THE REQUEST —
Hunt for the word "充分反应后过滤" across the entries below, copying each line that holds it.

SUPPLIED DATA —

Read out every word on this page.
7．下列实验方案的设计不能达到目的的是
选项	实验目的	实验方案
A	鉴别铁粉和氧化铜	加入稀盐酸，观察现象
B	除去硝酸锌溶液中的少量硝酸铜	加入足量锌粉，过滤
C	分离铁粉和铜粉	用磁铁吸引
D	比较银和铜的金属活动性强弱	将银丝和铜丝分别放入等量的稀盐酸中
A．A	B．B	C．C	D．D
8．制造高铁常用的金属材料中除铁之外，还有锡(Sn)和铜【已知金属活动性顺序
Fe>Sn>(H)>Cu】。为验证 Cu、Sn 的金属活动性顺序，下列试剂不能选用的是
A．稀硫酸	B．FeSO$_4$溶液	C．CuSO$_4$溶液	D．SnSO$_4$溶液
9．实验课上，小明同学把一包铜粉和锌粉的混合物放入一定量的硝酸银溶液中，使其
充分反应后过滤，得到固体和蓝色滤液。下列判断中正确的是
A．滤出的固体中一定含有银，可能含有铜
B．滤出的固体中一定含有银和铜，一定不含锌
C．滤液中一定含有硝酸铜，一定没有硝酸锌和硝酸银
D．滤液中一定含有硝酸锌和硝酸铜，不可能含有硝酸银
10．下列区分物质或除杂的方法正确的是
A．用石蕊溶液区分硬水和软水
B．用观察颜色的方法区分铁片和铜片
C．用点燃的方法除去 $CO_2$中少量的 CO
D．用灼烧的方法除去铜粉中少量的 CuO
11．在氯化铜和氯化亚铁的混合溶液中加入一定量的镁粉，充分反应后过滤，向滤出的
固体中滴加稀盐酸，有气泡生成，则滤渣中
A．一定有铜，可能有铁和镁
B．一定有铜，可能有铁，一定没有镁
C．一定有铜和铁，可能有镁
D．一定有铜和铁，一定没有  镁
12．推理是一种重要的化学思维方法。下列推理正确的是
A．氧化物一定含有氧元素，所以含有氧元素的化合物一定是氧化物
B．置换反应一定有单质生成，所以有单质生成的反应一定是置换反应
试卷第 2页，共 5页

SOLUTION TO THE PROBLEM —
充分反应后过滤，得到固体和蓝色滤液。下列判断中正确的是
11．在氯化铜和氯化亚铁的混合溶液中加入一定量的镁粉，充分反应后过滤，向滤出的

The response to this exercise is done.